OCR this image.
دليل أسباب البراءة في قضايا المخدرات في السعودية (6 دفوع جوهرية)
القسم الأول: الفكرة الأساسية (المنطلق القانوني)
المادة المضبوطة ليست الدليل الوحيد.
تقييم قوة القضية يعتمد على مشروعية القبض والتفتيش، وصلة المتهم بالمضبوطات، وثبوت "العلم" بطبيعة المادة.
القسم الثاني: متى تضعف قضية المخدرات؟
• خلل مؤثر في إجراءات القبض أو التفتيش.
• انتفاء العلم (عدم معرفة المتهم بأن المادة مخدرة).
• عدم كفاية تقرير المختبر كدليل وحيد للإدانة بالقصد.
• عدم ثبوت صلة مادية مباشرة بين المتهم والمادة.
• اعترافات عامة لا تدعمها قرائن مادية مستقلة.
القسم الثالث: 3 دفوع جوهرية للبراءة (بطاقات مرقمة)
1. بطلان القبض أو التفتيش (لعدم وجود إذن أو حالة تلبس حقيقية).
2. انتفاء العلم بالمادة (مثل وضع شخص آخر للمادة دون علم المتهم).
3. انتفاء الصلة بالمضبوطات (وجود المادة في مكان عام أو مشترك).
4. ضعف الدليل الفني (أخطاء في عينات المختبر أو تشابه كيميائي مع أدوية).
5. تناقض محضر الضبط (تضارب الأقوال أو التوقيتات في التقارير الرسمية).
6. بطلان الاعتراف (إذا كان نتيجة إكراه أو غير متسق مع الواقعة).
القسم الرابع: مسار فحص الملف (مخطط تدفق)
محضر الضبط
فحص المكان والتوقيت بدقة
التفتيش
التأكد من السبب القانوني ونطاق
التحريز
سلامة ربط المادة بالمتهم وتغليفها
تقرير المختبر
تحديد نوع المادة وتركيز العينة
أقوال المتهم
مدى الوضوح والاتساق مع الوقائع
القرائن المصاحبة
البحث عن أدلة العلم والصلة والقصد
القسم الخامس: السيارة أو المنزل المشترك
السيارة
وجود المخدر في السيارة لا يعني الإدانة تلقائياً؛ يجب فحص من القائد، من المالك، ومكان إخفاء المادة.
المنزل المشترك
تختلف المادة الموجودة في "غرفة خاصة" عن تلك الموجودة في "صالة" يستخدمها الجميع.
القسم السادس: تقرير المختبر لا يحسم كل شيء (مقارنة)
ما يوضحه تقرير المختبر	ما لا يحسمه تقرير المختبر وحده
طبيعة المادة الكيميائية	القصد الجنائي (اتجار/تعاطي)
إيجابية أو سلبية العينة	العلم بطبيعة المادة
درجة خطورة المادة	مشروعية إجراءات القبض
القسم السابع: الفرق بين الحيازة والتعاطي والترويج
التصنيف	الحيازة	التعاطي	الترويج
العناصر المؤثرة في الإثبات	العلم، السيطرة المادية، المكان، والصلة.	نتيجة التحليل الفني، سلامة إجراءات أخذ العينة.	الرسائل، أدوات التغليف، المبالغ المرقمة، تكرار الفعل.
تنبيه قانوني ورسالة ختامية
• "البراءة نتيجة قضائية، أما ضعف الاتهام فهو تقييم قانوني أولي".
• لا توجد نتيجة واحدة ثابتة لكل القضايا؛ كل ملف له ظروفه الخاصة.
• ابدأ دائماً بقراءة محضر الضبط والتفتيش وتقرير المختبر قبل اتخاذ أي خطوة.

☆ ☆ ☆ ☆ ☆

[What the exercise asks]:
From the listing above, reproduce all the lines exactly.

[Solved exercise]:
OCR this image.
دليل أسباب البراءة في قضايا المخدرات في السعودية (6 دفوع جوهرية)
القسم الأول: الفكرة الأساسية (المنطلق القانوني)
المادة المضبوطة ليست الدليل الوحيد.
تقييم قوة القضية يعتمد على مشروعية القبض والتفتيش، وصلة المتهم بالمضبوطات، وثبوت "العلم" بطبيعة المادة.
القسم الثاني: متى تضعف قضية المخدرات؟
• خلل مؤثر في إجراءات القبض أو التفتيش.
• انتفاء العلم (عدم معرفة المتهم بأن المادة مخدرة).
• عدم كفاية تقرير المختبر كدليل وحيد للإدانة بالقصد.
• عدم ثبوت صلة مادية مباشرة بين المتهم والمادة.
• اعترافات عامة لا تدعمها قرائن مادية مستقلة.
القسم الثالث: 3 دفوع جوهرية للبراءة (بطاقات مرقمة)
1. بطلان القبض أو التفتيش (لعدم وجود إذن أو حالة تلبس حقيقية).
2. انتفاء العلم بالمادة (مثل وضع شخص آخر للمادة دون علم المتهم).
3. انتفاء الصلة بالمضبوطات (وجود المادة في مكان عام أو مشترك).
4. ضعف الدليل الفني (أخطاء في عينات المختبر أو تشابه كيميائي مع أدوية).
5. تناقض محضر الضبط (تضارب الأقوال أو التوقيتات في التقارير الرسمية).
6. بطلان الاعتراف (إذا كان نتيجة إكراه أو غير متسق مع الواقعة).
القسم الرابع: مسار فحص الملف (مخطط تدفق)
محضر الضبط
فحص المكان والتوقيت بدقة
التفتيش
التأكد من السبب القانوني ونطاق
التحريز
سلامة ربط المادة بالمتهم وتغليفها
تقرير المختبر
تحديد نوع المادة وتركيز العينة
أقوال المتهم
مدى الوضوح والاتساق مع الوقائع
القرائن المصاحبة
البحث عن أدلة العلم والصلة والقصد
القسم الخامس: السيارة أو المنزل المشترك
السيارة
وجود المخدر في السيارة لا يعني الإدانة تلقائياً؛ يجب فحص من القائد، من المالك، ومكان إخفاء المادة.
المنزل المشترك
تختلف المادة الموجودة في "غرفة خاصة" عن تلك الموجودة في "صالة" يستخدمها الجميع.
القسم السادس: تقرير المختبر لا يحسم كل شيء (مقارنة)
ما يوضحه تقرير المختبر	ما لا يحسمه تقرير المختبر وحده
طبيعة المادة الكيميائية	القصد الجنائي (اتجار/تعاطي)
إيجابية أو سلبية العينة	العلم بطبيعة المادة
درجة خطورة المادة	مشروعية إجراءات القبض
القسم السابع: الفرق بين الحيازة والتعاطي والترويج
التصنيف	الحيازة	التعاطي	الترويج
العناصر المؤثرة في الإثبات	العلم، السيطرة المادية، المكان، والصلة.	نتيجة التحليل الفني، سلامة إجراءات أخذ العينة.	الرسائل، أدوات التغليف، المبالغ المرقمة، تكرار الفعل.
تنبيه قانوني ورسالة ختامية
• "البراءة نتيجة قضائية، أما ضعف الاتهام فهو تقييم قانوني أولي".
• لا توجد نتيجة واحدة ثابتة لكل القضايا؛ كل ملف له ظروفه الخاصة.
• ابدأ دائماً بقراءة محضر الضبط والتفتيش وتقرير المختبر قبل اتخاذ أي خطوة.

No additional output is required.